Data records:
%%
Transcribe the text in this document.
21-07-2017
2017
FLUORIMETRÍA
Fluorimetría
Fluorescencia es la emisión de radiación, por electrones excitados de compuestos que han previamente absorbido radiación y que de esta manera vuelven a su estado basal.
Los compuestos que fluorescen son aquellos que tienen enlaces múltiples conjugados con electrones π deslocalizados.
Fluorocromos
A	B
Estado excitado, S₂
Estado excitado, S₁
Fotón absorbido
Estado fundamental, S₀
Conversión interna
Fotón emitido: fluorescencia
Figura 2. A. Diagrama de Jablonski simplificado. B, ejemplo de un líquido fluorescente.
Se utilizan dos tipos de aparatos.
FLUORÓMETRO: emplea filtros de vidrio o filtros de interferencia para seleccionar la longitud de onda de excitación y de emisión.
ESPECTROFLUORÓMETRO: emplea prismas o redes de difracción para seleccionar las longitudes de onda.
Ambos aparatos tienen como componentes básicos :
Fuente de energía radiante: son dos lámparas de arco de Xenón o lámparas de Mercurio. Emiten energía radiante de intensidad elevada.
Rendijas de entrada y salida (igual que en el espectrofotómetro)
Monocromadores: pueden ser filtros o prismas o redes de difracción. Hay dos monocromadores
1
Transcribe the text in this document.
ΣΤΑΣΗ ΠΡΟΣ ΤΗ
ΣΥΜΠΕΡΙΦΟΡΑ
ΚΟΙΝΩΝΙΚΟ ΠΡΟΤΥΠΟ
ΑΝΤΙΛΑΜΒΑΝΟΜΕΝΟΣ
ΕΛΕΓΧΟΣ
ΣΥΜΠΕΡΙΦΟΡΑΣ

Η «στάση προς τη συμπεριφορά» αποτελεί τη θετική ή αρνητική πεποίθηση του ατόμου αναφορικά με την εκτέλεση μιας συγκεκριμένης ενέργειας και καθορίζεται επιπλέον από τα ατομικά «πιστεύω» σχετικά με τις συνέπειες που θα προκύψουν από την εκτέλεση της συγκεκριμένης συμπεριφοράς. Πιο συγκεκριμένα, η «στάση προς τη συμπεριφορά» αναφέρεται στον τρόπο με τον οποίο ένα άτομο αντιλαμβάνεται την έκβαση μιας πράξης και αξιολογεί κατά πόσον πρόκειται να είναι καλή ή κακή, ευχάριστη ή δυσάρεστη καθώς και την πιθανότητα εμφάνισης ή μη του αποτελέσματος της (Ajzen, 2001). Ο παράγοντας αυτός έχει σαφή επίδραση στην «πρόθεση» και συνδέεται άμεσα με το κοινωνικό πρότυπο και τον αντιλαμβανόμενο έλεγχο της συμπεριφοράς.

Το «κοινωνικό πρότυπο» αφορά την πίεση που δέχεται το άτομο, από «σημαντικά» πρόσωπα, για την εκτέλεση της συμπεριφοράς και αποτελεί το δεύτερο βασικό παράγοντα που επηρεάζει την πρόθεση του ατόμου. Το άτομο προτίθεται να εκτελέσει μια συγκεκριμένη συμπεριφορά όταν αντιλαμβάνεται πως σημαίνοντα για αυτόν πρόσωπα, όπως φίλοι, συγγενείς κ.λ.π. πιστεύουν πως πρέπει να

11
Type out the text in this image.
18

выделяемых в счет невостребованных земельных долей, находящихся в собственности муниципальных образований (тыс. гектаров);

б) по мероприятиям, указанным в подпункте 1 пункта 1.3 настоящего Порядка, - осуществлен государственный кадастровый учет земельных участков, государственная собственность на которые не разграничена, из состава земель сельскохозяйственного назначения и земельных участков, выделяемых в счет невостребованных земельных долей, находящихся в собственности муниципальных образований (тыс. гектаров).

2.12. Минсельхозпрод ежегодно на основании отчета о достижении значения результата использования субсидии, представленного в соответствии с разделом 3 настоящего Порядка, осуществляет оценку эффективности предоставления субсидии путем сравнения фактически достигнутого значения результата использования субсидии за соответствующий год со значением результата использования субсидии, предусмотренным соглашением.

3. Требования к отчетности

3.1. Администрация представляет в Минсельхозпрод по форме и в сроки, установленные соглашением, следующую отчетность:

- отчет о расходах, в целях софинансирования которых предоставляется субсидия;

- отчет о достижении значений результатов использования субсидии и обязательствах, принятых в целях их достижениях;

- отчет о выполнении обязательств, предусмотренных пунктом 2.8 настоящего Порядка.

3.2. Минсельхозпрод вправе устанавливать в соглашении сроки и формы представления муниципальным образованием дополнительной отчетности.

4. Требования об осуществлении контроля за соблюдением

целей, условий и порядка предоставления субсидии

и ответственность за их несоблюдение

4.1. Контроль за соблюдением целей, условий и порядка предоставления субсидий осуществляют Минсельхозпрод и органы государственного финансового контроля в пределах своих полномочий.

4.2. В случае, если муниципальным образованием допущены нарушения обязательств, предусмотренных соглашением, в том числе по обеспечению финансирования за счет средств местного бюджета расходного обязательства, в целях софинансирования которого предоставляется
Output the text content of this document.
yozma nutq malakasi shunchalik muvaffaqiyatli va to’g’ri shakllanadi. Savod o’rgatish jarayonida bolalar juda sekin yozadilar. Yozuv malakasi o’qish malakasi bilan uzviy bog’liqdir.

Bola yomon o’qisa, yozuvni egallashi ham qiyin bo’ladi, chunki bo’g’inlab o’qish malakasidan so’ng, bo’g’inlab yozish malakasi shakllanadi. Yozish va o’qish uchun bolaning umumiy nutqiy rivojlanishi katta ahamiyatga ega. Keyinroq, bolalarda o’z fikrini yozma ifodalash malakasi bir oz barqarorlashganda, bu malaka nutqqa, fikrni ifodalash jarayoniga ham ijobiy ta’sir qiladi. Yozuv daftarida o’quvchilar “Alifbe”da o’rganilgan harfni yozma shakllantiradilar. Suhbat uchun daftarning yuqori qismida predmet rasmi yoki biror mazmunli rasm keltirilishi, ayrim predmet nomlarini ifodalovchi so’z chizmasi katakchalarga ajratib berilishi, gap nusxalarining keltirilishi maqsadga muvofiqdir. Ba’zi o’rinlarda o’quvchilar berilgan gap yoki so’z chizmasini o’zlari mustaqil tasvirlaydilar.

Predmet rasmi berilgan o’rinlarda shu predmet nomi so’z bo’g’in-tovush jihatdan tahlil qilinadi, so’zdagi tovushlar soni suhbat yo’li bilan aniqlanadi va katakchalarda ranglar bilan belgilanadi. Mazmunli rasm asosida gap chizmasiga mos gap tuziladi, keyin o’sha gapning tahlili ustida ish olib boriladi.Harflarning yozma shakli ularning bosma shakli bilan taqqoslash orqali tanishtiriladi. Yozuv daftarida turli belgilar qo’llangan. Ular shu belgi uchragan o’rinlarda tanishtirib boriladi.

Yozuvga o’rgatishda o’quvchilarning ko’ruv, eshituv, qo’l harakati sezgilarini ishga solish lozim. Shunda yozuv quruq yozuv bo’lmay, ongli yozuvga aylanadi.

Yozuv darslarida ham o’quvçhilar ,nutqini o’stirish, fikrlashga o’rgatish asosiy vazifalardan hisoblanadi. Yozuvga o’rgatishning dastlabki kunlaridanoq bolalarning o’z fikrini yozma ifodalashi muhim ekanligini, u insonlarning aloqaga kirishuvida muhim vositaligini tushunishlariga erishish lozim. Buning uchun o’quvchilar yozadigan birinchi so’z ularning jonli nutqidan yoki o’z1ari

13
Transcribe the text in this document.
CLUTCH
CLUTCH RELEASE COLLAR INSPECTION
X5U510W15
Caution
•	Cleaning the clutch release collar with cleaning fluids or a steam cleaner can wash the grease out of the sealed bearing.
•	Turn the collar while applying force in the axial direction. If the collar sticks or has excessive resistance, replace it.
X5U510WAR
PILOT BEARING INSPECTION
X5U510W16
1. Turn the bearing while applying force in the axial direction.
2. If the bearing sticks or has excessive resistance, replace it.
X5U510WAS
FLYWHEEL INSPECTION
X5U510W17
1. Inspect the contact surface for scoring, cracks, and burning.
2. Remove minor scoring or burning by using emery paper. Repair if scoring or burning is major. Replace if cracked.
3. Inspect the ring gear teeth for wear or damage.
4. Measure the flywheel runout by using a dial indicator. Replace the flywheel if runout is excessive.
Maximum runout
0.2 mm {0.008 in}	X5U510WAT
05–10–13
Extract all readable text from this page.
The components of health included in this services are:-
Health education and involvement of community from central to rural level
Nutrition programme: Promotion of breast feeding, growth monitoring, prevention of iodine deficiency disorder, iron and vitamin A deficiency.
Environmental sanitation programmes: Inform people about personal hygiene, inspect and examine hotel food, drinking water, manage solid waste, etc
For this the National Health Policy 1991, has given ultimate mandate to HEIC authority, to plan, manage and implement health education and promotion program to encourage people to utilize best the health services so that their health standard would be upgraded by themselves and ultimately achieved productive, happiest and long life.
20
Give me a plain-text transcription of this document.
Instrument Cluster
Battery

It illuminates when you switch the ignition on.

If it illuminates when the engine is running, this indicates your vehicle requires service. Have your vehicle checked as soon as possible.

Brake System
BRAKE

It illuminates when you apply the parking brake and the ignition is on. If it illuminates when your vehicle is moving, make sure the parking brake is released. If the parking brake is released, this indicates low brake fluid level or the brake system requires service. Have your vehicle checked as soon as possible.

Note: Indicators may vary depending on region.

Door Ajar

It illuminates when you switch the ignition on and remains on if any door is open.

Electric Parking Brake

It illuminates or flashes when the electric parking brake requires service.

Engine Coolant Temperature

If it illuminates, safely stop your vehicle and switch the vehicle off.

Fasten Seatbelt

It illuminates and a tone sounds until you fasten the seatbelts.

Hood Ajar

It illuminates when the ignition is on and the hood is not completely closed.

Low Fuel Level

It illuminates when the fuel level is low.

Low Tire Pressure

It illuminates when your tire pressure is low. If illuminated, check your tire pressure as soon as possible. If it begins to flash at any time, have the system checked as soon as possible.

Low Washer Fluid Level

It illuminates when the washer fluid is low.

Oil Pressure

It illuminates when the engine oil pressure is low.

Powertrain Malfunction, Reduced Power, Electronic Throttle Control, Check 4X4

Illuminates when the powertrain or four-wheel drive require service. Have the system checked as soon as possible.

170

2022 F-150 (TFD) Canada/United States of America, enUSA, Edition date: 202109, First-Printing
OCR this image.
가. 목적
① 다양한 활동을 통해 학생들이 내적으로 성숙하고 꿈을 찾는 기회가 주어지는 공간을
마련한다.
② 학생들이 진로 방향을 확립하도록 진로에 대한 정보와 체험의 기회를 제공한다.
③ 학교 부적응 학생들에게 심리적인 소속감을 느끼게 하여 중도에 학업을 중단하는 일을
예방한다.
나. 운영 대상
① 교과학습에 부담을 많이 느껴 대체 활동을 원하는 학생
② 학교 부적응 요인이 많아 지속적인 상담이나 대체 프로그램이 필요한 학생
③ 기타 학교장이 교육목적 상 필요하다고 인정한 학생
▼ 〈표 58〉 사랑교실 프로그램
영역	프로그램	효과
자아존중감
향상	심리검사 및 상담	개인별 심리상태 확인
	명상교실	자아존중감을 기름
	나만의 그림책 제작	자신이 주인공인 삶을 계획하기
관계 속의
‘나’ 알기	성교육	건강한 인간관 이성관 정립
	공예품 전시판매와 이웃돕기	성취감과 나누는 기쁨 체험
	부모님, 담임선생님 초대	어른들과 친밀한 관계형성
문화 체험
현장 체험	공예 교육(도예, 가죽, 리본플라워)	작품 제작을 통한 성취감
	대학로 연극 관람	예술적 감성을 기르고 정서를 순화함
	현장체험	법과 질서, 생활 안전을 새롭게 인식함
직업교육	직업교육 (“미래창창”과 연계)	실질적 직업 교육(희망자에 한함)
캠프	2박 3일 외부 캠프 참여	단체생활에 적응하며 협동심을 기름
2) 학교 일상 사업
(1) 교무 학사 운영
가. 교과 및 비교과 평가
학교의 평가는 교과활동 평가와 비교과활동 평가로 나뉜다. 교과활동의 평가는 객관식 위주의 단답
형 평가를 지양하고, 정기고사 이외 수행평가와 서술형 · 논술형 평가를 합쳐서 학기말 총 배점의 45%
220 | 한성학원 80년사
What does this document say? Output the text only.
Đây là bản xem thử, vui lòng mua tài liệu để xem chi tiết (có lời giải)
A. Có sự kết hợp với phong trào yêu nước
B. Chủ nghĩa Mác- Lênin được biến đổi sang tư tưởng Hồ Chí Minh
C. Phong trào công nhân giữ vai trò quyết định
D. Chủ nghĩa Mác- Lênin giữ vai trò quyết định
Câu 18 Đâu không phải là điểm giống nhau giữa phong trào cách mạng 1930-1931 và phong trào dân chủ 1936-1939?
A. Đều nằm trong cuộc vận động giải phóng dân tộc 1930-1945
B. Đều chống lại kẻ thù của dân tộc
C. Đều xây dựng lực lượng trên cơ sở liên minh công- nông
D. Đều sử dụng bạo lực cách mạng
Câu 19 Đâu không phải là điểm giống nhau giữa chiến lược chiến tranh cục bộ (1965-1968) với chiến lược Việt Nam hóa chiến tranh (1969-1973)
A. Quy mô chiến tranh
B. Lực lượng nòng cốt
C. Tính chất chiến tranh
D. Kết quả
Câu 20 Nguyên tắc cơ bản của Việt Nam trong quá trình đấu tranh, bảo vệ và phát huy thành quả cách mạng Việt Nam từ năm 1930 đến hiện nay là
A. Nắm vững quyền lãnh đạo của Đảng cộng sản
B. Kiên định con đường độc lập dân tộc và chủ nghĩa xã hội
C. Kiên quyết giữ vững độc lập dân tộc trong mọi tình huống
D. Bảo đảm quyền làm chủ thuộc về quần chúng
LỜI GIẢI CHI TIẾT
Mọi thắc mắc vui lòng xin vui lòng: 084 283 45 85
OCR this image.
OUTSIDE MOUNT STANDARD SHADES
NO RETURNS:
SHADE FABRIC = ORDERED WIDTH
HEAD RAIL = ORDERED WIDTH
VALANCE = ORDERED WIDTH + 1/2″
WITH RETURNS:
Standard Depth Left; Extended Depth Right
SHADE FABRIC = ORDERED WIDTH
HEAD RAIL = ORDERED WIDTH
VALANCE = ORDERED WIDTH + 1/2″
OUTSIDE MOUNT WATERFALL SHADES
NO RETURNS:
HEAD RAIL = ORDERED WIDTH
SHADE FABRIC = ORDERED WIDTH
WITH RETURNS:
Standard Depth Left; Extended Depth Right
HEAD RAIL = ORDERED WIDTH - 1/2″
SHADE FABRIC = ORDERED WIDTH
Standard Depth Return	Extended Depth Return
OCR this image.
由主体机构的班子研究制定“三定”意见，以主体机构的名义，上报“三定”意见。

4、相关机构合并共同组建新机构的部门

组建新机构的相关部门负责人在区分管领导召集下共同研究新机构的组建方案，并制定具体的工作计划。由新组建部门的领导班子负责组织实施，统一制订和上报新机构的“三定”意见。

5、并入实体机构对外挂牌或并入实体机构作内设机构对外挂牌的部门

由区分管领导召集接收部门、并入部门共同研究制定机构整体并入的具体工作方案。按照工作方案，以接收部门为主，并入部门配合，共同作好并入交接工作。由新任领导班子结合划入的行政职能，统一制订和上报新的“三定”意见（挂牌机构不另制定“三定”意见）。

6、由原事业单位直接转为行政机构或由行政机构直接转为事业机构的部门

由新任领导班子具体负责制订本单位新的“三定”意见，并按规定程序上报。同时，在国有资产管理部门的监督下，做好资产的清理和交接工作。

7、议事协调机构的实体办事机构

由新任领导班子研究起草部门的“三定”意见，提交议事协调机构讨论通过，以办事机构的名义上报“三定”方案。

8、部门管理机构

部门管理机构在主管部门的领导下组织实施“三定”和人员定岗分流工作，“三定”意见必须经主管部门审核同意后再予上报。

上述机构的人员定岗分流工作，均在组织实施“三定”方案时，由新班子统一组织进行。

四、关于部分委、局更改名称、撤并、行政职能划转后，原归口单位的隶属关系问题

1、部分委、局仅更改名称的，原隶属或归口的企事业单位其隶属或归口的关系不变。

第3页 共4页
%%
State how many lines of the listing include the word "soon". Reply with the number alone.

4